#### [PROBLEM TO SOLVE]
Set down each record below precisely, skipping the pictures.

#### [INFORMATION GIVEN]
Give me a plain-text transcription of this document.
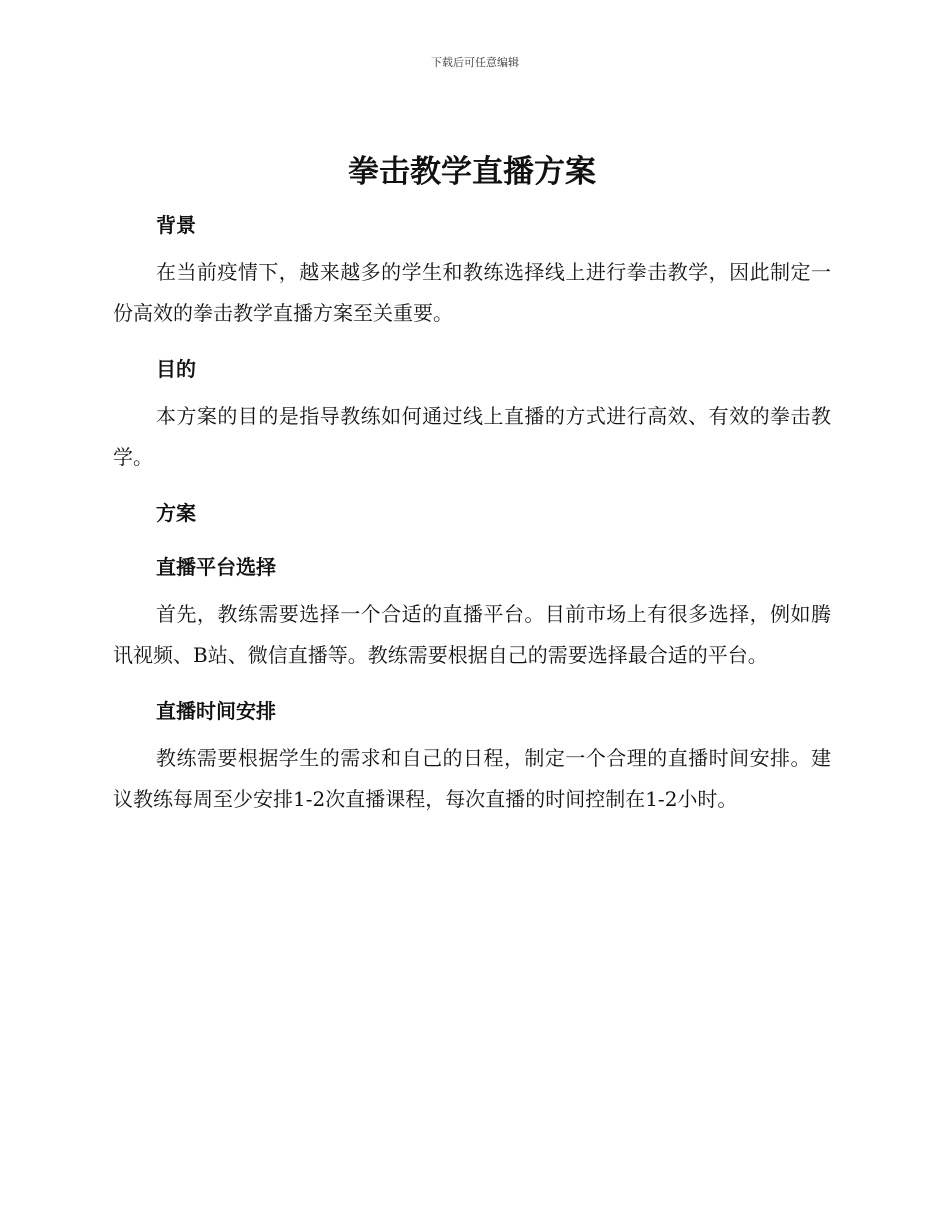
下载后可任意编辑
拳击教学直播方案
背景

在当前疫情下，越来越多的学生和教练选择线上进行拳击教学，因此制定一份高效的拳击教学直播方案至关重要。

目的

本方案的目的是指导教练如何通过线上直播的方式进行高效、有效的拳击教学。

方案
直播平台选择

首先，教练需要选择一个合适的直播平台。目前市场上有很多选择，例如腾讯视频、B站、微信直播等。教练需要根据自己的需要选择最合适的平台。

直播时间安排

教练需要根据学生的需求和自己的日程，制定一个合理的直播时间安排。建议教练每周至少安排1-2次直播课程，每次直播的时间控制在1-2小时。
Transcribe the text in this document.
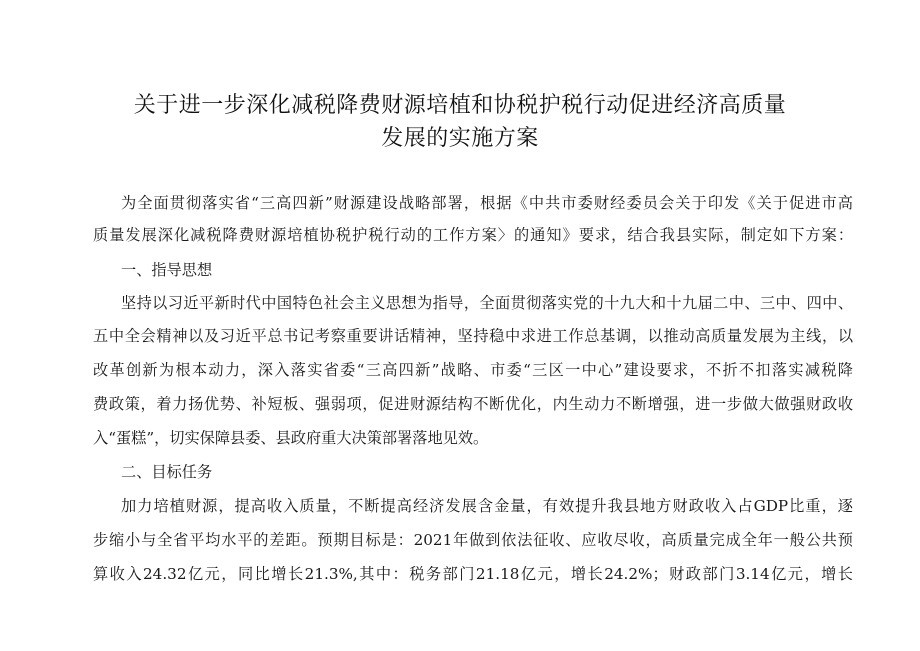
关于进一步深化减税降费财源培植和协税护税行动促进经济高质量
发展的实施方案
为全面贯彻落实省“三高四新”财源建设战略部署，根据《中共市委财经委员会关于印发《关于促进市高
质量发展深化减税降费财源培植协税护税行动的工作方案〉的通知》要求，结合我县实际，制定如下方案：
一、指导思想
坚持以习近平新时代中国特色社会主义思想为指导，全面贯彻落实党的十九大和十九届二中、三中、四中、
五中全会精神以及习近平总书记考察重要讲话精神，坚持稳中求进工作总基调，以推动高质量发展为主线，以
改革创新为根本动力，深入落实省委“三高四新”战略、市委“三区一中心”建设要求，不折不扣落实减税降
费政策，着力扬优势、补短板、强弱项，促进财源结构不断优化，内生动力不断增强，进一步做大做强财政收
入“蛋糕”，切实保障县委、县政府重大决策部署落地见效。
二、目标任务
加力培植财源，提高收入质量，不断提高经济发展含金量，有效提升我县地方财政收入占GDP比重，逐
步缩小与全省平均水平的差距。预期目标是：2021年做到依法征收、应收尽收，高质量完成全年一般公共预
算收入24.32亿元，同比增长21.3%,其中：税务部门21.18亿元，增长24.2%；财政部门3.14亿元，增长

#### [PROBLEM SOLUTION]
Give me a plain-text transcription of this document.
下载后可任意编辑
拳击教学直播方案
背景

在当前疫情下，越来越多的学生和教练选择线上进行拳击教学，因此制定一份高效的拳击教学直播方案至关重要。

目的

本方案的目的是指导教练如何通过线上直播的方式进行高效、有效的拳击教学。

方案
直播平台选择

首先，教练需要选择一个合适的直播平台。目前市场上有很多选择，例如腾讯视频、B站、微信直播等。教练需要根据自己的需要选择最合适的平台。

直播时间安排

教练需要根据学生的需求和自己的日程，制定一个合理的直播时间安排。建议教练每周至少安排1-2次直播课程，每次直播的时间控制在1-2小时。
Transcribe the text in this document.
关于进一步深化减税降费财源培植和协税护税行动促进经济高质量
发展的实施方案
为全面贯彻落实省“三高四新”财源建设战略部署，根据《中共市委财经委员会关于印发《关于促进市高
质量发展深化减税降费财源培植协税护税行动的工作方案〉的通知》要求，结合我县实际，制定如下方案：
一、指导思想
坚持以习近平新时代中国特色社会主义思想为指导，全面贯彻落实党的十九大和十九届二中、三中、四中、
五中全会精神以及习近平总书记考察重要讲话精神，坚持稳中求进工作总基调，以推动高质量发展为主线，以
改革创新为根本动力，深入落实省委“三高四新”战略、市委“三区一中心”建设要求，不折不扣落实减税降
费政策，着力扬优势、补短板、强弱项，促进财源结构不断优化，内生动力不断增强，进一步做大做强财政收
入“蛋糕”，切实保障县委、县政府重大决策部署落地见效。
二、目标任务
加力培植财源，提高收入质量，不断提高经济发展含金量，有效提升我县地方财政收入占GDP比重，逐
步缩小与全省平均水平的差距。预期目标是：2021年做到依法征收、应收尽收，高质量完成全年一般公共预
算收入24.32亿元，同比增长21.3%,其中：税务部门21.18亿元，增长24.2%；财政部门3.14亿元，增长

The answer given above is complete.